§ **Recorded data**:
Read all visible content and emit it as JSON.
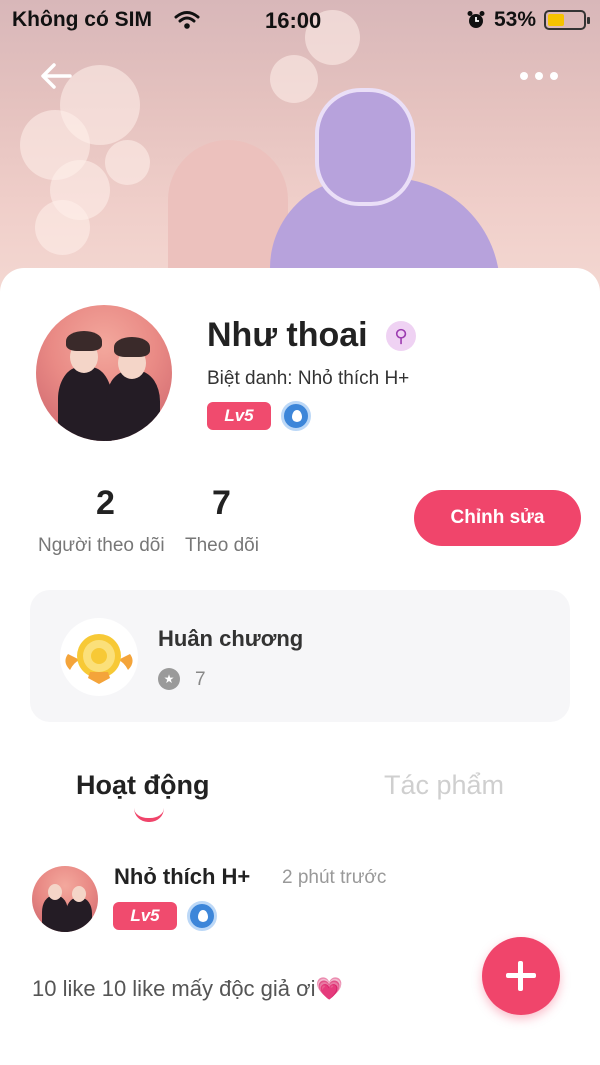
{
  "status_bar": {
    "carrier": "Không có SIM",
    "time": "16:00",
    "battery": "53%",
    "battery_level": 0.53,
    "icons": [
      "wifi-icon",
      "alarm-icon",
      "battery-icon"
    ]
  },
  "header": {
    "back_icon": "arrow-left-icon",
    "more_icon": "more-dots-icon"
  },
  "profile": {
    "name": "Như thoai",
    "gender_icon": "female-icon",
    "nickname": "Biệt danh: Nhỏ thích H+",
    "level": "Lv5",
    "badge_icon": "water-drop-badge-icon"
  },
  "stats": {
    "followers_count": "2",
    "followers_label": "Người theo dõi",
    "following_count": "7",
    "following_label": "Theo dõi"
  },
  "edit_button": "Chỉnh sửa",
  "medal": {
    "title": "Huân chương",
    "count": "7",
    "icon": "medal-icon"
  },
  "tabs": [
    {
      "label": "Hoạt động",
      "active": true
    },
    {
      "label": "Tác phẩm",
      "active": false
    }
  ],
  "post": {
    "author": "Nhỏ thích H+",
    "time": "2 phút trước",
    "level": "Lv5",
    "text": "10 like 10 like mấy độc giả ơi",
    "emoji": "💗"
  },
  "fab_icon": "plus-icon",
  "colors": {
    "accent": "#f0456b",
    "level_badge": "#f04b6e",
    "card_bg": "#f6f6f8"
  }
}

§ **Exercise directions**: Repeat the material above verbatim, with no pictures in the output.

§ **Finished answer**:
Read all visible content and emit it as JSON.
{
  "status_bar": {
    "carrier": "Không có SIM",
    "time": "16:00",
    "battery": "53%",
    "battery_level": 0.53,
    "icons": [
      "wifi-icon",
      "alarm-icon",
      "battery-icon"
    ]
  },
  "header": {
    "back_icon": "arrow-left-icon",
    "more_icon": "more-dots-icon"
  },
  "profile": {
    "name": "Như thoai",
    "gender_icon": "female-icon",
    "nickname": "Biệt danh: Nhỏ thích H+",
    "level": "Lv5",
    "badge_icon": "water-drop-badge-icon"
  },
  "stats": {
    "followers_count": "2",
    "followers_label": "Người theo dõi",
    "following_count": "7",
    "following_label": "Theo dõi"
  },
  "edit_button": "Chỉnh sửa",
  "medal": {
    "title": "Huân chương",
    "count": "7",
    "icon": "medal-icon"
  },
  "tabs": [
    {
      "label": "Hoạt động",
      "active": true
    },
    {
      "label": "Tác phẩm",
      "active": false
    }
  ],
  "post": {
    "author": "Nhỏ thích H+",
    "time": "2 phút trước",
    "level": "Lv5",
    "text": "10 like 10 like mấy độc giả ơi",
    "emoji": "💗"
  },
  "fab_icon": "plus-icon",
  "colors": {
    "accent": "#f0456b",
    "level_badge": "#f04b6e",
    "card_bg": "#f6f6f8"
  }
}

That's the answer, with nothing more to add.